OBJECTIVE
Strip the pictures and reproduce the rest of the listing exactly.

[Dataset entries on figures]
## BEGIN
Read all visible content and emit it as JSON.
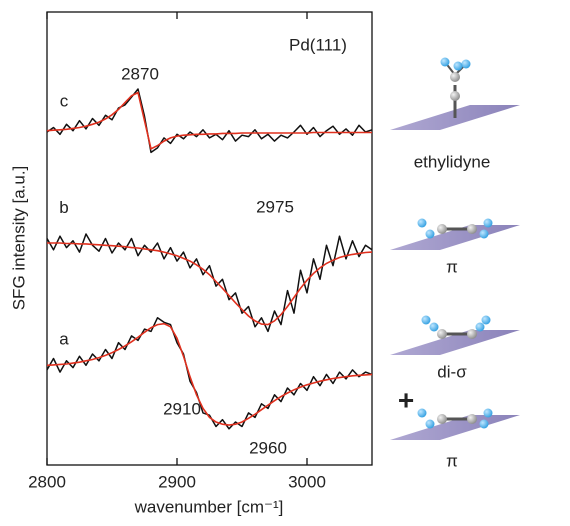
{
  "chart_data": {
    "type": "line",
    "x_label": "wavenumber [cm⁻¹]",
    "y_label": "SFG intensity [a.u.]",
    "x": [
      2800,
      2805,
      2810,
      2815,
      2820,
      2825,
      2830,
      2835,
      2840,
      2845,
      2850,
      2855,
      2860,
      2865,
      2870,
      2875,
      2880,
      2885,
      2890,
      2895,
      2900,
      2905,
      2910,
      2915,
      2920,
      2925,
      2930,
      2935,
      2940,
      2945,
      2950,
      2955,
      2960,
      2965,
      2970,
      2975,
      2980,
      2985,
      2990,
      2995,
      3000,
      3005,
      3010,
      3015,
      3020,
      3025,
      3030,
      3035,
      3040,
      3045,
      3050
    ],
    "xlim": [
      2800,
      3050
    ],
    "xticks": [
      2800,
      2900,
      3000
    ],
    "ylim": [
      0,
      10
    ],
    "series": [
      {
        "name": "a",
        "color": "#111111",
        "fit_color": "#e0301e",
        "values": [
          2.1,
          2.35,
          2.05,
          2.3,
          2.15,
          2.4,
          2.2,
          2.45,
          2.3,
          2.55,
          2.35,
          2.7,
          2.55,
          2.85,
          2.75,
          3.0,
          2.95,
          3.25,
          3.15,
          3.1,
          2.7,
          2.45,
          1.85,
          1.6,
          1.15,
          1.1,
          0.85,
          1.0,
          0.8,
          0.95,
          0.85,
          1.15,
          1.05,
          1.35,
          1.25,
          1.55,
          1.4,
          1.7,
          1.55,
          1.8,
          1.65,
          1.95,
          1.75,
          2.0,
          1.8,
          2.05,
          1.9,
          2.1,
          1.95,
          2.05,
          2.0
        ],
        "fit": [
          2.2,
          2.21,
          2.22,
          2.23,
          2.25,
          2.27,
          2.3,
          2.33,
          2.37,
          2.42,
          2.48,
          2.55,
          2.63,
          2.72,
          2.82,
          2.93,
          3.03,
          3.1,
          3.12,
          3.05,
          2.8,
          2.4,
          1.95,
          1.55,
          1.25,
          1.05,
          0.95,
          0.9,
          0.88,
          0.9,
          0.95,
          1.03,
          1.12,
          1.22,
          1.32,
          1.42,
          1.51,
          1.59,
          1.66,
          1.72,
          1.77,
          1.81,
          1.85,
          1.88,
          1.91,
          1.93,
          1.95,
          1.97,
          1.98,
          1.99,
          2.0
        ]
      },
      {
        "name": "b",
        "color": "#111111",
        "fit_color": "#e0301e",
        "values": [
          5.0,
          4.75,
          5.05,
          4.8,
          4.95,
          4.7,
          5.1,
          4.85,
          4.72,
          5.0,
          4.68,
          4.9,
          4.75,
          5.0,
          4.62,
          4.85,
          4.7,
          4.9,
          4.55,
          4.8,
          4.5,
          4.7,
          4.35,
          4.55,
          4.2,
          4.4,
          3.95,
          4.1,
          3.65,
          3.8,
          3.35,
          3.5,
          3.05,
          3.25,
          2.95,
          3.4,
          3.1,
          3.85,
          3.35,
          4.3,
          3.8,
          4.55,
          4.1,
          4.85,
          4.4,
          5.05,
          4.55,
          4.95,
          4.6,
          4.85,
          4.75
        ],
        "fit": [
          4.9,
          4.9,
          4.9,
          4.89,
          4.89,
          4.88,
          4.88,
          4.87,
          4.86,
          4.85,
          4.84,
          4.83,
          4.82,
          4.8,
          4.79,
          4.77,
          4.75,
          4.73,
          4.7,
          4.66,
          4.62,
          4.56,
          4.5,
          4.42,
          4.32,
          4.2,
          4.05,
          3.9,
          3.74,
          3.58,
          3.43,
          3.29,
          3.18,
          3.11,
          3.1,
          3.18,
          3.32,
          3.5,
          3.7,
          3.9,
          4.08,
          4.23,
          4.35,
          4.45,
          4.52,
          4.58,
          4.62,
          4.65,
          4.67,
          4.69,
          4.7
        ]
      },
      {
        "name": "c",
        "color": "#111111",
        "fit_color": "#e0301e",
        "values": [
          7.35,
          7.45,
          7.3,
          7.52,
          7.38,
          7.6,
          7.42,
          7.65,
          7.5,
          7.72,
          7.62,
          7.88,
          7.95,
          8.12,
          8.3,
          7.7,
          6.9,
          7.0,
          7.22,
          7.1,
          7.3,
          7.2,
          7.35,
          7.25,
          7.4,
          7.22,
          7.3,
          7.18,
          7.38,
          7.15,
          7.28,
          7.25,
          7.4,
          7.2,
          7.3,
          7.15,
          7.28,
          7.22,
          7.35,
          7.5,
          7.3,
          7.45,
          7.25,
          7.38,
          7.48,
          7.3,
          7.42,
          7.28,
          7.5,
          7.35,
          7.4
        ],
        "fit": [
          7.38,
          7.39,
          7.4,
          7.41,
          7.43,
          7.45,
          7.48,
          7.52,
          7.57,
          7.64,
          7.73,
          7.85,
          8.0,
          8.15,
          8.22,
          7.6,
          6.98,
          7.05,
          7.15,
          7.22,
          7.26,
          7.28,
          7.29,
          7.3,
          7.3,
          7.31,
          7.31,
          7.32,
          7.32,
          7.32,
          7.33,
          7.33,
          7.33,
          7.33,
          7.33,
          7.33,
          7.33,
          7.33,
          7.33,
          7.33,
          7.33,
          7.34,
          7.34,
          7.34,
          7.34,
          7.34,
          7.34,
          7.34,
          7.34,
          7.34,
          7.34
        ]
      }
    ],
    "annotations": [
      "Pd(111)",
      "2870",
      "2975",
      "2910",
      "2960"
    ]
  },
  "species": {
    "labels": [
      "ethylidyne",
      "π",
      "di-σ",
      "+",
      "π"
    ]
  }
}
## END
EXPECTED ANSWER
Read all visible content and emit it as JSON.
{
  "chart_data": {
    "type": "line",
    "x_label": "wavenumber [cm⁻¹]",
    "y_label": "SFG intensity [a.u.]",
    "x": [
      2800,
      2805,
      2810,
      2815,
      2820,
      2825,
      2830,
      2835,
      2840,
      2845,
      2850,
      2855,
      2860,
      2865,
      2870,
      2875,
      2880,
      2885,
      2890,
      2895,
      2900,
      2905,
      2910,
      2915,
      2920,
      2925,
      2930,
      2935,
      2940,
      2945,
      2950,
      2955,
      2960,
      2965,
      2970,
      2975,
      2980,
      2985,
      2990,
      2995,
      3000,
      3005,
      3010,
      3015,
      3020,
      3025,
      3030,
      3035,
      3040,
      3045,
      3050
    ],
    "xlim": [
      2800,
      3050
    ],
    "xticks": [
      2800,
      2900,
      3000
    ],
    "ylim": [
      0,
      10
    ],
    "series": [
      {
        "name": "a",
        "color": "#111111",
        "fit_color": "#e0301e",
        "values": [
          2.1,
          2.35,
          2.05,
          2.3,
          2.15,
          2.4,
          2.2,
          2.45,
          2.3,
          2.55,
          2.35,
          2.7,
          2.55,
          2.85,
          2.75,
          3.0,
          2.95,
          3.25,
          3.15,
          3.1,
          2.7,
          2.45,
          1.85,
          1.6,
          1.15,
          1.1,
          0.85,
          1.0,
          0.8,
          0.95,
          0.85,
          1.15,
          1.05,
          1.35,
          1.25,
          1.55,
          1.4,
          1.7,
          1.55,
          1.8,
          1.65,
          1.95,
          1.75,
          2.0,
          1.8,
          2.05,
          1.9,
          2.1,
          1.95,
          2.05,
          2.0
        ],
        "fit": [
          2.2,
          2.21,
          2.22,
          2.23,
          2.25,
          2.27,
          2.3,
          2.33,
          2.37,
          2.42,
          2.48,
          2.55,
          2.63,
          2.72,
          2.82,
          2.93,
          3.03,
          3.1,
          3.12,
          3.05,
          2.8,
          2.4,
          1.95,
          1.55,
          1.25,
          1.05,
          0.95,
          0.9,
          0.88,
          0.9,
          0.95,
          1.03,
          1.12,
          1.22,
          1.32,
          1.42,
          1.51,
          1.59,
          1.66,
          1.72,
          1.77,
          1.81,
          1.85,
          1.88,
          1.91,
          1.93,
          1.95,
          1.97,
          1.98,
          1.99,
          2.0
        ]
      },
      {
        "name": "b",
        "color": "#111111",
        "fit_color": "#e0301e",
        "values": [
          5.0,
          4.75,
          5.05,
          4.8,
          4.95,
          4.7,
          5.1,
          4.85,
          4.72,
          5.0,
          4.68,
          4.9,
          4.75,
          5.0,
          4.62,
          4.85,
          4.7,
          4.9,
          4.55,
          4.8,
          4.5,
          4.7,
          4.35,
          4.55,
          4.2,
          4.4,
          3.95,
          4.1,
          3.65,
          3.8,
          3.35,
          3.5,
          3.05,
          3.25,
          2.95,
          3.4,
          3.1,
          3.85,
          3.35,
          4.3,
          3.8,
          4.55,
          4.1,
          4.85,
          4.4,
          5.05,
          4.55,
          4.95,
          4.6,
          4.85,
          4.75
        ],
        "fit": [
          4.9,
          4.9,
          4.9,
          4.89,
          4.89,
          4.88,
          4.88,
          4.87,
          4.86,
          4.85,
          4.84,
          4.83,
          4.82,
          4.8,
          4.79,
          4.77,
          4.75,
          4.73,
          4.7,
          4.66,
          4.62,
          4.56,
          4.5,
          4.42,
          4.32,
          4.2,
          4.05,
          3.9,
          3.74,
          3.58,
          3.43,
          3.29,
          3.18,
          3.11,
          3.1,
          3.18,
          3.32,
          3.5,
          3.7,
          3.9,
          4.08,
          4.23,
          4.35,
          4.45,
          4.52,
          4.58,
          4.62,
          4.65,
          4.67,
          4.69,
          4.7
        ]
      },
      {
        "name": "c",
        "color": "#111111",
        "fit_color": "#e0301e",
        "values": [
          7.35,
          7.45,
          7.3,
          7.52,
          7.38,
          7.6,
          7.42,
          7.65,
          7.5,
          7.72,
          7.62,
          7.88,
          7.95,
          8.12,
          8.3,
          7.7,
          6.9,
          7.0,
          7.22,
          7.1,
          7.3,
          7.2,
          7.35,
          7.25,
          7.4,
          7.22,
          7.3,
          7.18,
          7.38,
          7.15,
          7.28,
          7.25,
          7.4,
          7.2,
          7.3,
          7.15,
          7.28,
          7.22,
          7.35,
          7.5,
          7.3,
          7.45,
          7.25,
          7.38,
          7.48,
          7.3,
          7.42,
          7.28,
          7.5,
          7.35,
          7.4
        ],
        "fit": [
          7.38,
          7.39,
          7.4,
          7.41,
          7.43,
          7.45,
          7.48,
          7.52,
          7.57,
          7.64,
          7.73,
          7.85,
          8.0,
          8.15,
          8.22,
          7.6,
          6.98,
          7.05,
          7.15,
          7.22,
          7.26,
          7.28,
          7.29,
          7.3,
          7.3,
          7.31,
          7.31,
          7.32,
          7.32,
          7.32,
          7.33,
          7.33,
          7.33,
          7.33,
          7.33,
          7.33,
          7.33,
          7.33,
          7.33,
          7.33,
          7.33,
          7.34,
          7.34,
          7.34,
          7.34,
          7.34,
          7.34,
          7.34,
          7.34,
          7.34,
          7.34
        ]
      }
    ],
    "annotations": [
      "Pd(111)",
      "2870",
      "2975",
      "2910",
      "2960"
    ]
  },
  "species": {
    "labels": [
      "ethylidyne",
      "π",
      "di-σ",
      "+",
      "π"
    ]
  }
}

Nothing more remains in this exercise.